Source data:
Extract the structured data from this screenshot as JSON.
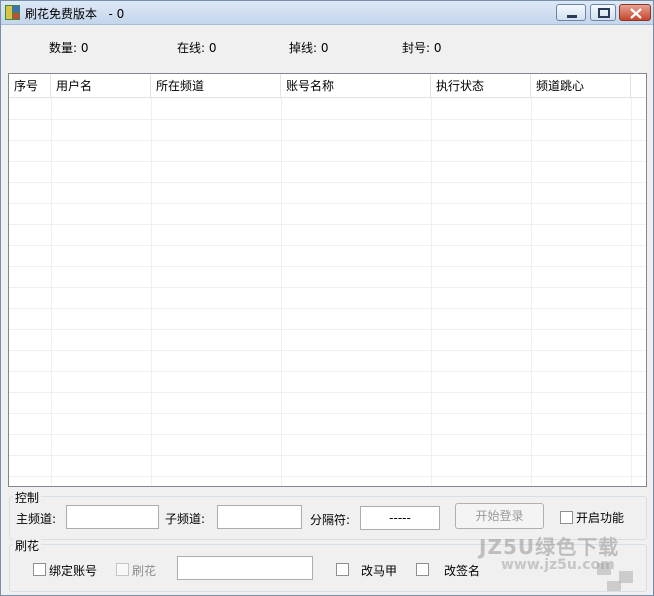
{
  "window": {
    "title": "刷花免费版本   - 0",
    "minimize_icon": "minimize-icon",
    "maximize_icon": "maximize-icon",
    "close_icon": "close-icon",
    "app_icon": "app-icon"
  },
  "stats": {
    "count": "数量: 0",
    "online": "在线: 0",
    "offline": "掉线: 0",
    "banned": "封号: 0"
  },
  "table": {
    "columns": [
      "序号",
      "用户名",
      "所在频道",
      "账号名称",
      "执行状态",
      "频道跳心"
    ],
    "rows": []
  },
  "control": {
    "group_title": "控制",
    "main_channel_label": "主频道:",
    "main_channel_value": "",
    "sub_channel_label": "子频道:",
    "sub_channel_value": "",
    "separator_label": "分隔符:",
    "separator_value": "-----",
    "start_login_button": "开始登录",
    "enable_function_label": "开启功能"
  },
  "flower": {
    "group_title": "刷花",
    "bind_account_label": "绑定账号",
    "flower_label": "刷花",
    "flower_value": "",
    "change_vest_label": "改马甲",
    "change_signature_label": "改签名"
  },
  "watermark": {
    "text": "JZ5U绿色下载",
    "sub": "www.jz5u.com"
  }
}
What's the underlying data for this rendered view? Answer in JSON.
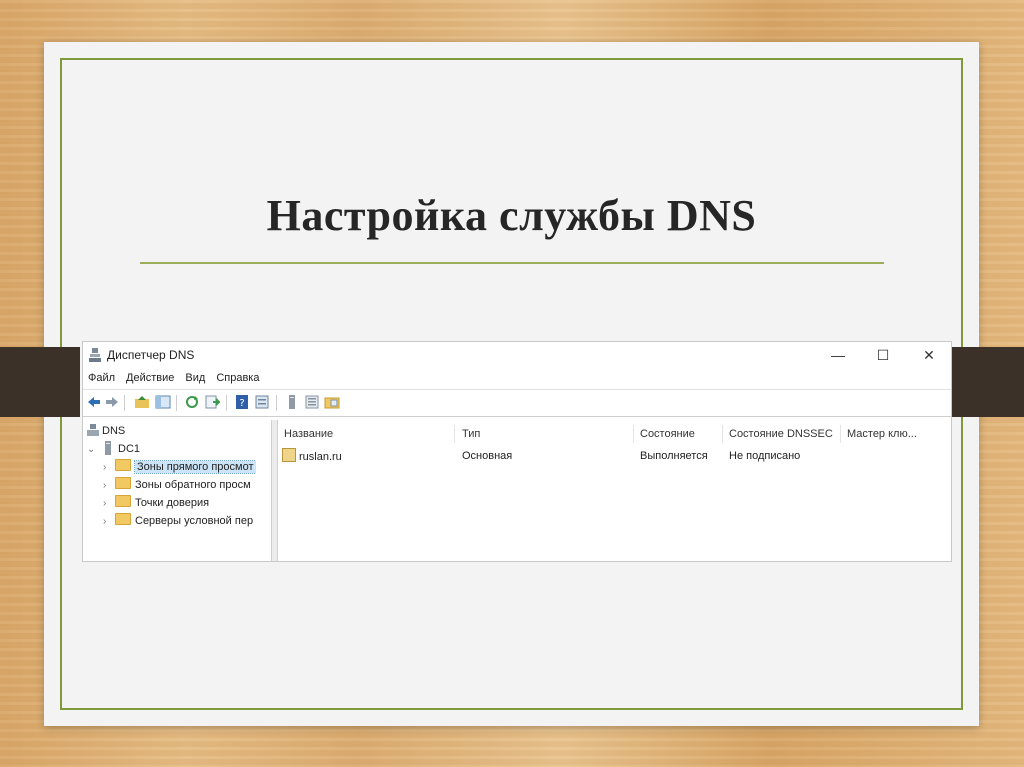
{
  "slide": {
    "title": "Настройка службы DNS"
  },
  "window": {
    "title": "Диспетчер DNS",
    "controls": {
      "minimize": "—",
      "maximize": "☐",
      "close": "✕"
    },
    "menu": [
      "Файл",
      "Действие",
      "Вид",
      "Справка"
    ],
    "tree": {
      "root": "DNS",
      "server": "DC1",
      "children": [
        "Зоны прямого просмот",
        "Зоны обратного просм",
        "Точки доверия",
        "Серверы условной пер"
      ]
    },
    "columns": [
      "Название",
      "Тип",
      "Состояние",
      "Состояние DNSSEC",
      "Мастер клю..."
    ],
    "rows": [
      {
        "name": "ruslan.ru",
        "type": "Основная",
        "status": "Выполняется",
        "dnssec": "Не подписано",
        "key_master": ""
      }
    ]
  },
  "colors": {
    "frame": "#7f9a3a",
    "band": "#3b3129",
    "selection": "#cce4f7"
  }
}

WHAT IS EXPECTED: Without any pictures, write out the lines running from the one containing "What's the underlying" through the end of the listing above, both included, exactly as given.

FULL SOLUTION:
What's the underlying data for this rendered view? Answer in JSON.
{
  "slide": {
    "title": "Настройка службы DNS"
  },
  "window": {
    "title": "Диспетчер DNS",
    "controls": {
      "minimize": "—",
      "maximize": "☐",
      "close": "✕"
    },
    "menu": [
      "Файл",
      "Действие",
      "Вид",
      "Справка"
    ],
    "tree": {
      "root": "DNS",
      "server": "DC1",
      "children": [
        "Зоны прямого просмот",
        "Зоны обратного просм",
        "Точки доверия",
        "Серверы условной пер"
      ]
    },
    "columns": [
      "Название",
      "Тип",
      "Состояние",
      "Состояние DNSSEC",
      "Мастер клю..."
    ],
    "rows": [
      {
        "name": "ruslan.ru",
        "type": "Основная",
        "status": "Выполняется",
        "dnssec": "Не подписано",
        "key_master": ""
      }
    ]
  },
  "colors": {
    "frame": "#7f9a3a",
    "band": "#3b3129",
    "selection": "#cce4f7"
  }
}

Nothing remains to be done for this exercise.